■ THE EXERCISE:
Pull out each line of the records holding the string "true".

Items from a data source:
++++++++++

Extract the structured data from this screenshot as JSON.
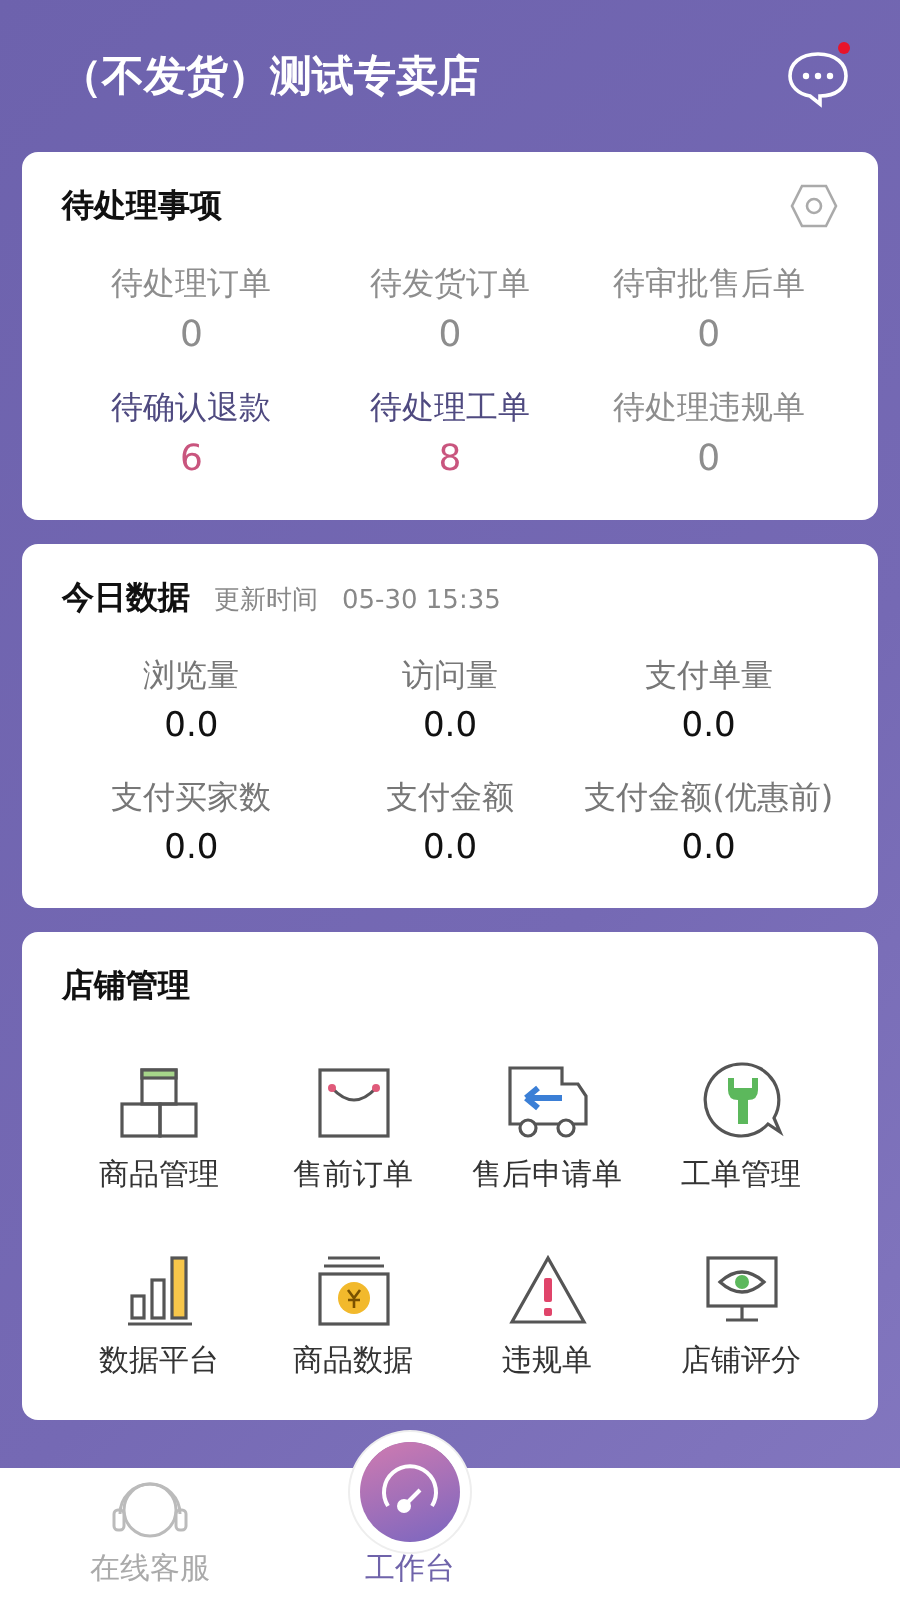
{
  "header": {
    "title": "（不发货）测试专卖店",
    "has_unread": true
  },
  "pending": {
    "title": "待处理事项",
    "items": [
      {
        "label": "待处理订单",
        "count": "0",
        "highlight": false
      },
      {
        "label": "待发货订单",
        "count": "0",
        "highlight": false
      },
      {
        "label": "待审批售后单",
        "count": "0",
        "highlight": false
      },
      {
        "label": "待确认退款",
        "count": "6",
        "highlight": true
      },
      {
        "label": "待处理工单",
        "count": "8",
        "highlight": true
      },
      {
        "label": "待处理违规单",
        "count": "0",
        "highlight": false
      }
    ]
  },
  "today": {
    "title": "今日数据",
    "updated_label": "更新时间",
    "updated_time": "05-30 15:35",
    "items": [
      {
        "label": "浏览量",
        "value": "0.0"
      },
      {
        "label": "访问量",
        "value": "0.0"
      },
      {
        "label": "支付单量",
        "value": "0.0"
      },
      {
        "label": "支付买家数",
        "value": "0.0"
      },
      {
        "label": "支付金额",
        "value": "0.0"
      },
      {
        "label": "支付金额(优惠前)",
        "value": "0.0"
      }
    ]
  },
  "management": {
    "title": "店铺管理",
    "items": [
      {
        "label": "商品管理",
        "kind": "boxes"
      },
      {
        "label": "售前订单",
        "kind": "bag"
      },
      {
        "label": "售后申请单",
        "kind": "truck"
      },
      {
        "label": "工单管理",
        "kind": "wrench"
      },
      {
        "label": "数据平台",
        "kind": "bars"
      },
      {
        "label": "商品数据",
        "kind": "money"
      },
      {
        "label": "违规单",
        "kind": "warning"
      },
      {
        "label": "店铺评分",
        "kind": "monitor"
      }
    ]
  },
  "tabs": [
    {
      "label": "在线客服",
      "kind": "headset",
      "selected": false
    },
    {
      "label": "工作台",
      "kind": "gauge",
      "selected": true
    }
  ]
}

++++++++++

■ CORRECT RESULT:
    "has_unread": true
        "highlight": true
        "highlight": true
      "selected": true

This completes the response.